Short exercise | Set down each record below precisely, skipping the pictures.

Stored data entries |
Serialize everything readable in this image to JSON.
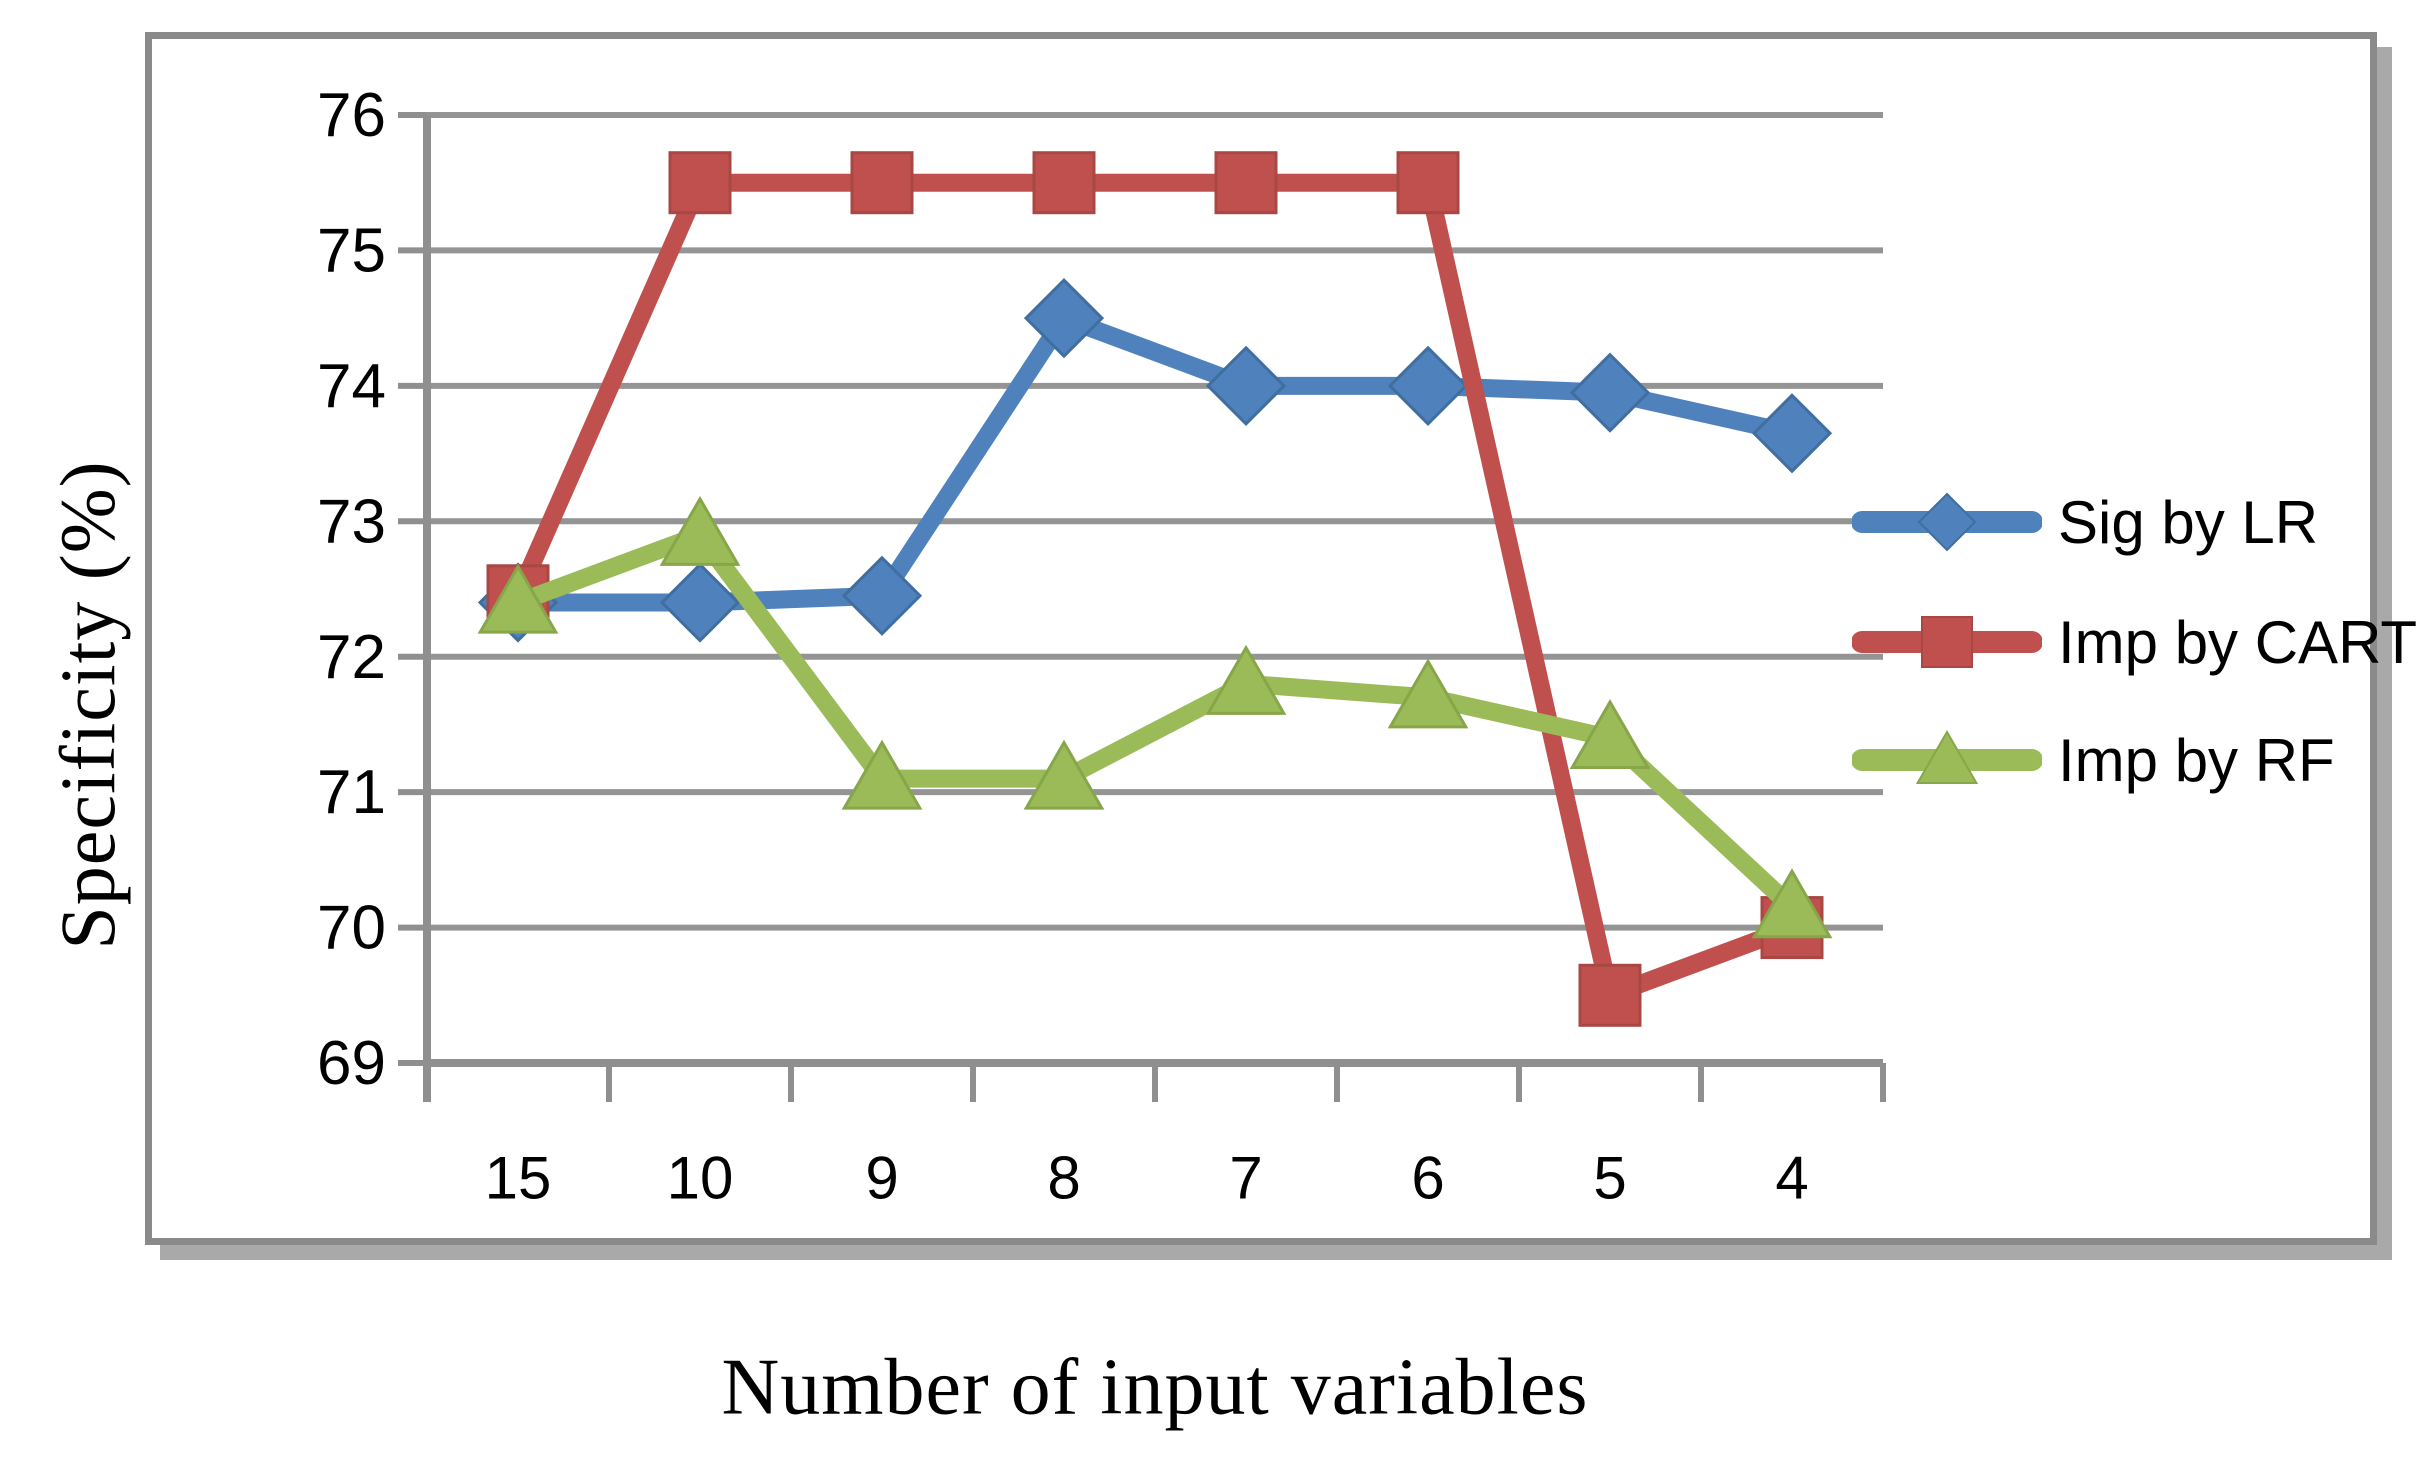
{
  "chart_data": {
    "type": "line",
    "title": "",
    "xlabel": "Number of input variables",
    "ylabel": "Specificity (%)",
    "categories": [
      "15",
      "10",
      "9",
      "8",
      "7",
      "6",
      "5",
      "4"
    ],
    "yticks": [
      76,
      75,
      74,
      73,
      72,
      71,
      70,
      69
    ],
    "ylim": [
      69,
      76
    ],
    "grid": "horizontal-gridlines",
    "legend_position": "right-middle",
    "series": [
      {
        "name": "Sig by LR",
        "marker": "diamond",
        "color": "#4F81BD",
        "edge_color": "#3F6E9F",
        "values": [
          72.4,
          72.4,
          72.45,
          74.5,
          74.0,
          74.0,
          73.95,
          73.65
        ]
      },
      {
        "name": "Imp by CART",
        "marker": "square",
        "color": "#C0504D",
        "edge_color": "#A84744",
        "values": [
          72.45,
          75.5,
          75.5,
          75.5,
          75.5,
          75.5,
          69.5,
          70.0
        ]
      },
      {
        "name": "Imp by RF",
        "marker": "triangle",
        "color": "#9BBB59",
        "edge_color": "#87A64A",
        "values": [
          72.4,
          72.9,
          71.1,
          71.1,
          71.8,
          71.7,
          71.4,
          70.15
        ]
      }
    ]
  },
  "colors": {
    "background": "#FFFFFF",
    "gridline": "#949494",
    "axis": "#8F8F8F",
    "frame_border": "#8A8A8A",
    "frame_shadow": "#A9A9A9",
    "text": "#000000"
  }
}
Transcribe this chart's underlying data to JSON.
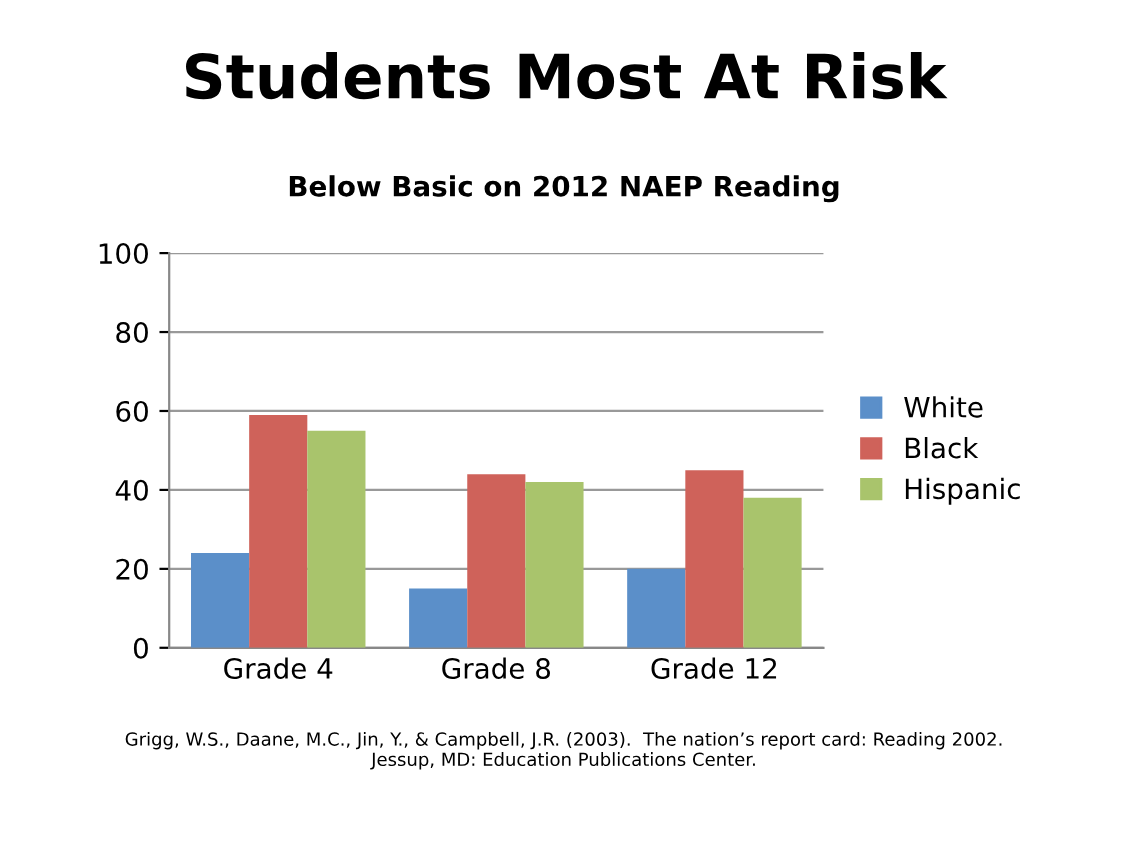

Problem solution |
Serialize everything readable in this image to JSON.
{
  "chart_data": {
    "type": "line",
    "title": "",
    "xlabel": "Number of input variables",
    "ylabel": "Specificity (%)",
    "categories": [
      "15",
      "10",
      "9",
      "8",
      "7",
      "6",
      "5",
      "4"
    ],
    "yticks": [
      76,
      75,
      74,
      73,
      72,
      71,
      70,
      69
    ],
    "ylim": [
      69,
      76
    ],
    "grid": "horizontal-gridlines",
    "legend_position": "right-middle",
    "series": [
      {
        "name": "Sig by LR",
        "marker": "diamond",
        "color": "#4F81BD",
        "edge_color": "#3F6E9F",
        "values": [
          72.4,
          72.4,
          72.45,
          74.5,
          74.0,
          74.0,
          73.95,
          73.65
        ]
      },
      {
        "name": "Imp by CART",
        "marker": "square",
        "color": "#C0504D",
        "edge_color": "#A84744",
        "values": [
          72.45,
          75.5,
          75.5,
          75.5,
          75.5,
          75.5,
          69.5,
          70.0
        ]
      },
      {
        "name": "Imp by RF",
        "marker": "triangle",
        "color": "#9BBB59",
        "edge_color": "#87A64A",
        "values": [
          72.4,
          72.9,
          71.1,
          71.1,
          71.8,
          71.7,
          71.4,
          70.15
        ]
      }
    ]
  },
  "colors": {
    "background": "#FFFFFF",
    "gridline": "#949494",
    "axis": "#8F8F8F",
    "frame_border": "#8A8A8A",
    "frame_shadow": "#A9A9A9",
    "text": "#000000"
  }
}
Transcribe this chart's underlying data to JSON.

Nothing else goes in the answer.